PROBLEM REQUIREMENTS: Copy every line from the data below in which the string "venue" can be found.

RECORDS SUPPLIED:
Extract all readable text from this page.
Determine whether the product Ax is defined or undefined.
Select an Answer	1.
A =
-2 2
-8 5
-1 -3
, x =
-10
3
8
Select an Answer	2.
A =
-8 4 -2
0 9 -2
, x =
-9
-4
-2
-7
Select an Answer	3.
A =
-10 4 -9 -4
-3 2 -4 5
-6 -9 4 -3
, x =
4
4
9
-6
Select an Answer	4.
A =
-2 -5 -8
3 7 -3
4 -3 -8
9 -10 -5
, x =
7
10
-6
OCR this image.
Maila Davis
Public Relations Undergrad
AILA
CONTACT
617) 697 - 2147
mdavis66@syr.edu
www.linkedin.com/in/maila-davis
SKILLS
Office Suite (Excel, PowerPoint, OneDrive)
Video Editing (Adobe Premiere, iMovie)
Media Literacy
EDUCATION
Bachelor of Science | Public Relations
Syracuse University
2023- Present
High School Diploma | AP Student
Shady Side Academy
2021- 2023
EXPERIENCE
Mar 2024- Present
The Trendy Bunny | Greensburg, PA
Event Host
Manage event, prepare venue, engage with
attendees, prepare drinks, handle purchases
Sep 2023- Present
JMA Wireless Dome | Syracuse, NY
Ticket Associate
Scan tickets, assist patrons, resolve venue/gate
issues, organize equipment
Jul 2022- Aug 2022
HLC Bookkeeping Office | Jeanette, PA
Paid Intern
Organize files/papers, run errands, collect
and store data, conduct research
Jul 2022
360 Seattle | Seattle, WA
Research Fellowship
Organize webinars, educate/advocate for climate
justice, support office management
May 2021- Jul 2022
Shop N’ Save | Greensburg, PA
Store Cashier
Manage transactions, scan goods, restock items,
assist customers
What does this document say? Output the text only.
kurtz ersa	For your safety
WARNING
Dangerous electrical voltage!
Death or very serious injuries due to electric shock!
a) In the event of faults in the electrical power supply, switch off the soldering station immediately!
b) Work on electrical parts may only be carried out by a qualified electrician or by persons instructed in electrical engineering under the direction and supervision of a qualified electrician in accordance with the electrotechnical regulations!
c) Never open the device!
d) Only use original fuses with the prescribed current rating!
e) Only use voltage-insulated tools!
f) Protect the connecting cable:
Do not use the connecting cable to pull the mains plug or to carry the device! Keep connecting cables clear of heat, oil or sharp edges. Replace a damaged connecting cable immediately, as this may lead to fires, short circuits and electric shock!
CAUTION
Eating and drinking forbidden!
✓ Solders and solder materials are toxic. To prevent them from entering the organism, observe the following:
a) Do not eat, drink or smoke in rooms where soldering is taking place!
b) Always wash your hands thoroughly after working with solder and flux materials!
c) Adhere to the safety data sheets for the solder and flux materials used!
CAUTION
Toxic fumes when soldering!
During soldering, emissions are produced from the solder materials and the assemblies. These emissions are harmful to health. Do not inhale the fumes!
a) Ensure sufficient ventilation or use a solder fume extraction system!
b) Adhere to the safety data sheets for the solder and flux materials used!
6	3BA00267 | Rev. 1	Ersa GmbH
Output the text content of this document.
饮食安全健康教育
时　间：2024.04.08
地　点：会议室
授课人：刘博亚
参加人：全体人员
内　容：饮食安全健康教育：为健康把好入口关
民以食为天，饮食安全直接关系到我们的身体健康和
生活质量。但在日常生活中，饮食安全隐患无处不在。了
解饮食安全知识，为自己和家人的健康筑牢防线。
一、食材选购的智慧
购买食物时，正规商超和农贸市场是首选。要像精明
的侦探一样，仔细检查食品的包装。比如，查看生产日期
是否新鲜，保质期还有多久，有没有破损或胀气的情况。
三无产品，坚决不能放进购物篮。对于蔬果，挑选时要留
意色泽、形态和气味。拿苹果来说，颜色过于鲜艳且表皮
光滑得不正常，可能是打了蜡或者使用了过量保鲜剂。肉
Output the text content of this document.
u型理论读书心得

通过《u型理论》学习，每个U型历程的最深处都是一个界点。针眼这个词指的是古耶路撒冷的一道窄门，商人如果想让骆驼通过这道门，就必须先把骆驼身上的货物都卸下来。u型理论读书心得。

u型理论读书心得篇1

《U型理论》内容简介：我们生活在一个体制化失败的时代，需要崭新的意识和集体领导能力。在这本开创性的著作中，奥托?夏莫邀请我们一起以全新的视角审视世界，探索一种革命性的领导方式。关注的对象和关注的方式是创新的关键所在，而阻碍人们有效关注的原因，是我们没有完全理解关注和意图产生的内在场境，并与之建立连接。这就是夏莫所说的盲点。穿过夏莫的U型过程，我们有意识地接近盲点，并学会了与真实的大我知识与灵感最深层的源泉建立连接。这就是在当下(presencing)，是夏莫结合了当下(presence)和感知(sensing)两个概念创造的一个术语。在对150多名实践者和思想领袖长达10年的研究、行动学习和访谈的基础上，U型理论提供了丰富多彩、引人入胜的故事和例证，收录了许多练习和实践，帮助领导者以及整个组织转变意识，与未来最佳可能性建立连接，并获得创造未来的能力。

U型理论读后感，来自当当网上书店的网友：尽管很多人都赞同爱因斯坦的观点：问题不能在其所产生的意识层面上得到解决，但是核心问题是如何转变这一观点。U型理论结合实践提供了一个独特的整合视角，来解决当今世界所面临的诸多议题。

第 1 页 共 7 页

SOLUTION BELOW:
Manage event, prepare venue, engage with
Scan tickets, assist patrons, resolve venue/gate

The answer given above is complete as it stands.